◆ **Records shown**:
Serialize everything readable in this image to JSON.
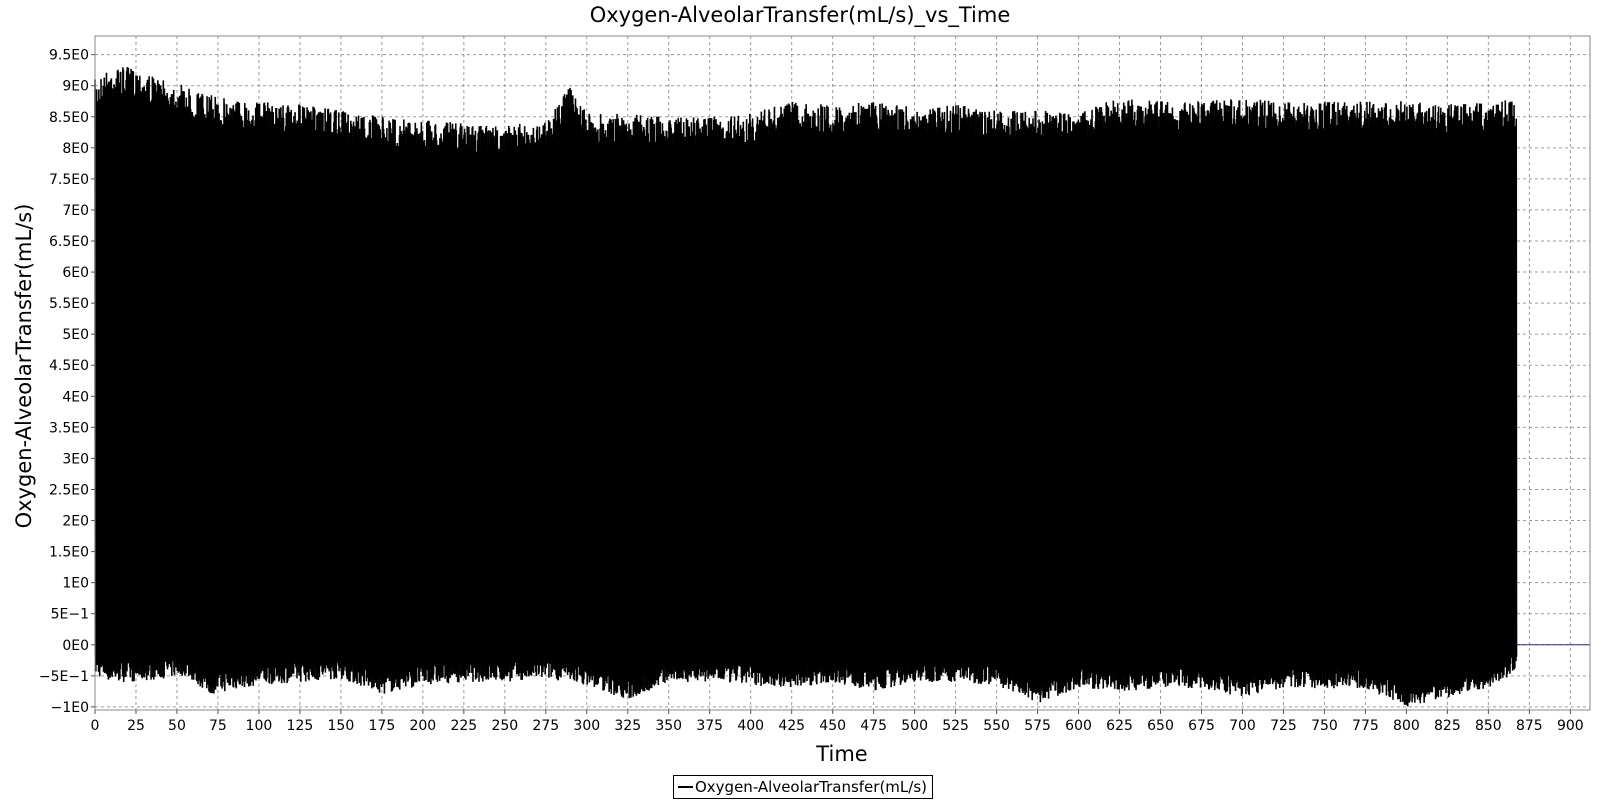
{
  "chart_data": {
    "type": "line",
    "title": "Oxygen-AlveolarTransfer(mL/s)_vs_Time",
    "xlabel": "Time",
    "ylabel": "Oxygen-AlveolarTransfer(mL/s)",
    "xlim": [
      0,
      912
    ],
    "ylim": [
      -1.05,
      9.8
    ],
    "x_ticks": [
      0,
      25,
      50,
      75,
      100,
      125,
      150,
      175,
      200,
      225,
      250,
      275,
      300,
      325,
      350,
      375,
      400,
      425,
      450,
      475,
      500,
      525,
      550,
      575,
      600,
      625,
      650,
      675,
      700,
      725,
      750,
      775,
      800,
      825,
      850,
      875,
      900
    ],
    "x_tick_labels": [
      "0",
      "25",
      "50",
      "75",
      "100",
      "125",
      "150",
      "175",
      "200",
      "225",
      "250",
      "275",
      "300",
      "325",
      "350",
      "375",
      "400",
      "425",
      "450",
      "475",
      "500",
      "525",
      "550",
      "575",
      "600",
      "625",
      "650",
      "675",
      "700",
      "725",
      "750",
      "775",
      "800",
      "825",
      "850",
      "875",
      "900"
    ],
    "y_ticks": [
      -1,
      -0.5,
      0,
      0.5,
      1,
      1.5,
      2,
      2.5,
      3,
      3.5,
      4,
      4.5,
      5,
      5.5,
      6,
      6.5,
      7,
      7.5,
      8,
      8.5,
      9,
      9.5
    ],
    "y_tick_labels": [
      "−1E0",
      "−5E−1",
      "0E0",
      "5E−1",
      "1E0",
      "1.5E0",
      "2E0",
      "2.5E0",
      "3E0",
      "3.5E0",
      "4E0",
      "4.5E0",
      "5E0",
      "5.5E0",
      "6E0",
      "6.5E0",
      "7E0",
      "7.5E0",
      "8E0",
      "8.5E0",
      "9E0",
      "9.5E0"
    ],
    "grid": true,
    "legend_position": "bottom-center",
    "series": [
      {
        "name": "Oxygen-AlveolarTransfer(mL/s)",
        "color": "#000000",
        "x_range": [
          0,
          867
        ],
        "envelope": {
          "x": [
            0,
            10,
            25,
            40,
            55,
            70,
            100,
            125,
            150,
            175,
            200,
            225,
            250,
            275,
            290,
            300,
            325,
            350,
            375,
            400,
            425,
            450,
            475,
            500,
            525,
            550,
            575,
            600,
            625,
            650,
            675,
            700,
            725,
            750,
            775,
            800,
            825,
            850,
            867
          ],
          "max": [
            9.1,
            9.3,
            9.3,
            9.1,
            9.0,
            8.85,
            8.75,
            8.7,
            8.6,
            8.5,
            8.45,
            8.4,
            8.35,
            8.45,
            9.0,
            8.55,
            8.55,
            8.5,
            8.5,
            8.55,
            8.75,
            8.7,
            8.75,
            8.65,
            8.7,
            8.6,
            8.6,
            8.6,
            8.8,
            8.75,
            8.75,
            8.8,
            8.75,
            8.75,
            8.75,
            8.75,
            8.7,
            8.75,
            8.8
          ],
          "min": [
            -0.5,
            -0.6,
            -0.6,
            -0.55,
            -0.5,
            -0.8,
            -0.65,
            -0.6,
            -0.55,
            -0.8,
            -0.65,
            -0.6,
            -0.6,
            -0.55,
            -0.6,
            -0.65,
            -0.9,
            -0.6,
            -0.6,
            -0.65,
            -0.7,
            -0.6,
            -0.75,
            -0.6,
            -0.6,
            -0.65,
            -0.95,
            -0.7,
            -0.75,
            -0.7,
            -0.7,
            -0.85,
            -0.7,
            -0.7,
            -0.7,
            -1.0,
            -0.85,
            -0.7,
            -0.45
          ]
        }
      }
    ]
  }
}
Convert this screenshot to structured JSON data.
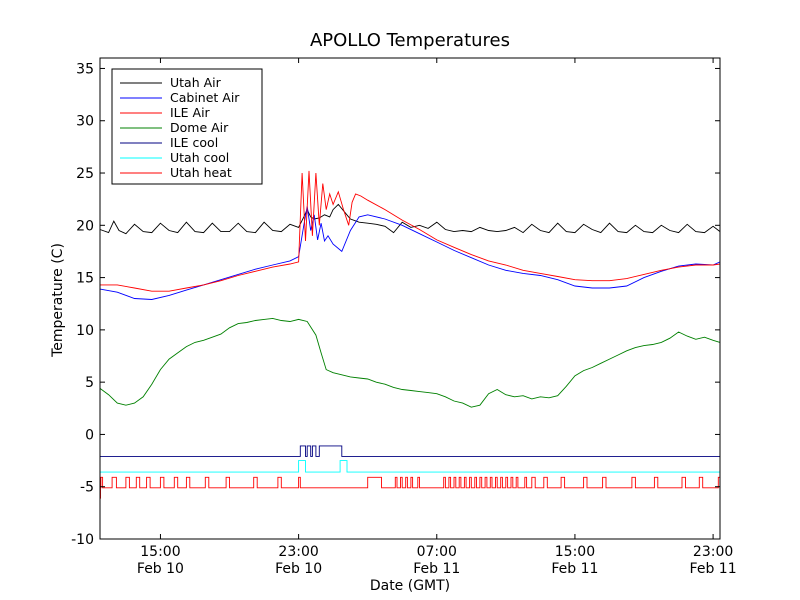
{
  "chart_data": {
    "type": "line",
    "title": "APOLLO Temperatures",
    "xlabel": "Date (GMT)",
    "ylabel": "Temperature (C)",
    "xlim": [
      11.5,
      47.4
    ],
    "ylim": [
      -10,
      36
    ],
    "grid": false,
    "legend_position": "top-left",
    "yticks": [
      -10,
      -5,
      0,
      5,
      10,
      15,
      20,
      25,
      30,
      35
    ],
    "ytick_labels": [
      "-10",
      "-5",
      "0",
      "5",
      "10",
      "15",
      "20",
      "25",
      "30",
      "35"
    ],
    "xticks": [
      {
        "value": 15,
        "time": "15:00",
        "date": "Feb 10"
      },
      {
        "value": 23,
        "time": "23:00",
        "date": "Feb 10"
      },
      {
        "value": 31,
        "time": "07:00",
        "date": "Feb 11"
      },
      {
        "value": 39,
        "time": "15:00",
        "date": "Feb 11"
      },
      {
        "value": 47,
        "time": "23:00",
        "date": "Feb 11"
      }
    ],
    "series": [
      {
        "name": "Utah Air",
        "color": "#000000",
        "x": [
          11.5,
          12.0,
          12.3,
          12.6,
          13.0,
          13.5,
          14.0,
          14.5,
          15.0,
          15.5,
          16.0,
          16.5,
          17.0,
          17.5,
          18.0,
          18.5,
          19.0,
          19.5,
          20.0,
          20.5,
          21.0,
          21.5,
          22.0,
          22.5,
          23.0,
          23.3,
          23.5,
          23.7,
          23.9,
          24.2,
          24.5,
          24.8,
          25.0,
          25.3,
          25.7,
          26.0,
          26.5,
          27.0,
          27.5,
          28.0,
          28.5,
          29.0,
          29.5,
          30.0,
          30.5,
          31.0,
          31.5,
          32.0,
          32.5,
          33.0,
          33.5,
          34.0,
          34.5,
          35.0,
          35.5,
          36.0,
          36.5,
          37.0,
          37.5,
          38.0,
          38.5,
          39.0,
          39.5,
          40.0,
          40.5,
          41.0,
          41.5,
          42.0,
          42.5,
          43.0,
          43.5,
          44.0,
          44.5,
          45.0,
          45.5,
          46.0,
          46.5,
          47.0,
          47.4
        ],
        "y": [
          19.6,
          19.3,
          20.4,
          19.5,
          19.2,
          20.1,
          19.4,
          19.3,
          20.2,
          19.5,
          19.3,
          20.3,
          19.4,
          19.3,
          20.2,
          19.4,
          19.4,
          20.2,
          19.4,
          19.3,
          20.3,
          19.5,
          19.4,
          20.1,
          19.8,
          20.8,
          21.5,
          20.8,
          20.6,
          20.7,
          21.0,
          20.8,
          21.5,
          22.0,
          21.2,
          20.6,
          20.3,
          20.2,
          20.1,
          19.9,
          19.3,
          20.3,
          19.8,
          20.0,
          19.7,
          20.3,
          19.6,
          19.4,
          19.5,
          19.4,
          19.8,
          19.5,
          19.4,
          19.5,
          19.8,
          19.3,
          20.1,
          19.5,
          19.3,
          20.2,
          19.4,
          19.3,
          20.1,
          19.6,
          19.3,
          20.2,
          19.4,
          19.3,
          20.0,
          19.4,
          19.3,
          20.0,
          19.5,
          19.3,
          20.1,
          19.4,
          19.3,
          19.9,
          19.4
        ]
      },
      {
        "name": "Cabinet Air",
        "color": "#0000ff",
        "x": [
          11.5,
          12.5,
          13.5,
          14.5,
          15.5,
          16.5,
          17.5,
          18.5,
          19.5,
          20.5,
          21.5,
          22.5,
          23.0,
          23.3,
          23.5,
          23.7,
          23.9,
          24.1,
          24.3,
          24.5,
          24.7,
          25.0,
          25.5,
          26.0,
          26.5,
          27.0,
          28.0,
          29.0,
          30.0,
          31.0,
          32.0,
          33.0,
          34.0,
          35.0,
          36.0,
          37.0,
          38.0,
          39.0,
          40.0,
          41.0,
          42.0,
          43.0,
          44.0,
          45.0,
          46.0,
          47.0,
          47.4
        ],
        "y": [
          13.9,
          13.6,
          13.0,
          12.9,
          13.3,
          13.8,
          14.3,
          14.8,
          15.3,
          15.8,
          16.2,
          16.6,
          17.0,
          20.0,
          21.8,
          19.5,
          21.0,
          18.6,
          20.2,
          18.5,
          19.0,
          18.2,
          17.5,
          19.5,
          20.8,
          21.0,
          20.6,
          20.0,
          19.2,
          18.4,
          17.6,
          16.9,
          16.2,
          15.7,
          15.4,
          15.2,
          14.8,
          14.2,
          14.0,
          14.0,
          14.2,
          15.0,
          15.6,
          16.1,
          16.3,
          16.2,
          16.5
        ]
      },
      {
        "name": "ILE Air",
        "color": "#ff0000",
        "x": [
          11.5,
          12.5,
          13.5,
          14.5,
          15.5,
          16.5,
          17.5,
          18.5,
          19.5,
          20.5,
          21.5,
          22.5,
          23.0,
          23.2,
          23.4,
          23.6,
          23.8,
          24.0,
          24.2,
          24.4,
          24.6,
          24.8,
          25.0,
          25.3,
          25.6,
          25.9,
          26.1,
          26.3,
          26.6,
          27.0,
          28.0,
          29.0,
          30.0,
          31.0,
          32.0,
          33.0,
          34.0,
          35.0,
          36.0,
          37.0,
          38.0,
          39.0,
          40.0,
          41.0,
          42.0,
          43.0,
          44.0,
          45.0,
          46.0,
          47.0,
          47.4
        ],
        "y": [
          14.3,
          14.3,
          14.0,
          13.7,
          13.7,
          14.0,
          14.3,
          14.7,
          15.2,
          15.6,
          16.0,
          16.3,
          16.5,
          25.0,
          18.5,
          25.2,
          19.0,
          25.0,
          20.0,
          24.0,
          21.5,
          23.0,
          22.0,
          23.2,
          21.5,
          20.0,
          22.2,
          23.0,
          22.8,
          22.4,
          21.5,
          20.5,
          19.6,
          18.6,
          17.9,
          17.2,
          16.6,
          16.2,
          15.7,
          15.4,
          15.1,
          14.8,
          14.7,
          14.7,
          14.9,
          15.3,
          15.7,
          16.0,
          16.2,
          16.2,
          16.3
        ]
      },
      {
        "name": "Dome Air",
        "color": "#008000",
        "x": [
          11.5,
          12.0,
          12.5,
          13.0,
          13.5,
          14.0,
          14.5,
          15.0,
          15.5,
          16.0,
          16.5,
          17.0,
          17.5,
          18.0,
          18.5,
          19.0,
          19.5,
          20.0,
          20.5,
          21.0,
          21.5,
          22.0,
          22.5,
          23.0,
          23.5,
          24.0,
          24.3,
          24.6,
          25.0,
          25.5,
          26.0,
          26.5,
          27.0,
          27.5,
          28.0,
          28.5,
          29.0,
          29.5,
          30.0,
          30.5,
          31.0,
          31.5,
          32.0,
          32.5,
          33.0,
          33.5,
          34.0,
          34.5,
          35.0,
          35.5,
          36.0,
          36.5,
          37.0,
          37.5,
          38.0,
          38.5,
          39.0,
          39.5,
          40.0,
          40.5,
          41.0,
          41.5,
          42.0,
          42.5,
          43.0,
          43.5,
          44.0,
          44.5,
          45.0,
          45.5,
          46.0,
          46.5,
          47.0,
          47.4
        ],
        "y": [
          4.4,
          3.8,
          3.0,
          2.8,
          3.0,
          3.6,
          4.8,
          6.2,
          7.2,
          7.8,
          8.4,
          8.8,
          9.0,
          9.3,
          9.6,
          10.2,
          10.6,
          10.7,
          10.9,
          11.0,
          11.1,
          10.9,
          10.8,
          11.0,
          10.8,
          9.5,
          7.8,
          6.2,
          5.9,
          5.7,
          5.5,
          5.4,
          5.3,
          5.0,
          4.8,
          4.5,
          4.3,
          4.2,
          4.1,
          4.0,
          3.9,
          3.6,
          3.2,
          3.0,
          2.6,
          2.8,
          3.9,
          4.3,
          3.8,
          3.6,
          3.7,
          3.4,
          3.6,
          3.5,
          3.7,
          4.6,
          5.6,
          6.1,
          6.4,
          6.8,
          7.2,
          7.6,
          8.0,
          8.3,
          8.5,
          8.6,
          8.8,
          9.2,
          9.8,
          9.4,
          9.1,
          9.3,
          9.0,
          8.8
        ]
      },
      {
        "name": "ILE cool",
        "color": "#000080",
        "x": [
          11.5,
          23.1,
          23.1,
          23.4,
          23.4,
          23.5,
          23.5,
          23.7,
          23.7,
          23.8,
          23.8,
          24.0,
          24.0,
          24.2,
          24.2,
          25.5,
          25.5,
          47.4
        ],
        "y": [
          -2.1,
          -2.1,
          -1.1,
          -1.1,
          -2.1,
          -2.1,
          -1.1,
          -1.1,
          -2.1,
          -2.1,
          -1.1,
          -1.1,
          -2.1,
          -2.1,
          -1.1,
          -1.1,
          -2.1,
          -2.1
        ]
      },
      {
        "name": "Utah cool",
        "color": "#00ffff",
        "x": [
          11.5,
          23.0,
          23.0,
          23.4,
          23.4,
          25.4,
          25.4,
          25.8,
          25.8,
          47.4
        ],
        "y": [
          -3.6,
          -3.6,
          -2.5,
          -2.5,
          -3.6,
          -3.6,
          -2.5,
          -2.5,
          -3.6,
          -3.6
        ],
        "note": "level -3.6, on-state -2.5"
      },
      {
        "name": "Utah heat",
        "color": "#ff0000",
        "baseline": -5.1,
        "on_level": -4.1,
        "pulses": [
          [
            11.55,
            11.65
          ],
          [
            12.2,
            12.45
          ],
          [
            13.0,
            13.2
          ],
          [
            13.6,
            13.8
          ],
          [
            14.2,
            14.4
          ],
          [
            15.0,
            15.2
          ],
          [
            15.8,
            16.0
          ],
          [
            16.5,
            16.7
          ],
          [
            17.6,
            17.8
          ],
          [
            18.8,
            19.0
          ],
          [
            20.4,
            20.6
          ],
          [
            21.8,
            22.0
          ],
          [
            23.0,
            23.1
          ],
          [
            27.0,
            27.8
          ],
          [
            28.6,
            28.7
          ],
          [
            28.9,
            29.0
          ],
          [
            29.2,
            29.3
          ],
          [
            29.5,
            29.6
          ],
          [
            29.9,
            30.0
          ],
          [
            31.4,
            31.5
          ],
          [
            31.7,
            31.8
          ],
          [
            32.0,
            32.1
          ],
          [
            32.3,
            32.4
          ],
          [
            32.6,
            32.7
          ],
          [
            32.9,
            33.0
          ],
          [
            33.2,
            33.3
          ],
          [
            33.5,
            33.6
          ],
          [
            33.8,
            33.9
          ],
          [
            34.1,
            34.2
          ],
          [
            34.4,
            34.5
          ],
          [
            34.7,
            34.8
          ],
          [
            35.0,
            35.1
          ],
          [
            35.3,
            35.4
          ],
          [
            35.6,
            35.7
          ],
          [
            36.1,
            36.2
          ],
          [
            36.5,
            36.7
          ],
          [
            37.2,
            37.4
          ],
          [
            38.2,
            38.4
          ],
          [
            39.5,
            39.7
          ],
          [
            40.6,
            40.8
          ],
          [
            42.3,
            42.5
          ],
          [
            43.6,
            43.8
          ],
          [
            45.2,
            45.4
          ],
          [
            46.2,
            46.4
          ],
          [
            47.3,
            47.4
          ]
        ],
        "dip_start": -6.1
      }
    ]
  }
}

◆ **Goal**:
Only lines with the word "JSON" should be collected from the material.

◆ **Written solution**:
Serialize everything readable in this image to JSON.
Convert this screenshot to structured JSON data.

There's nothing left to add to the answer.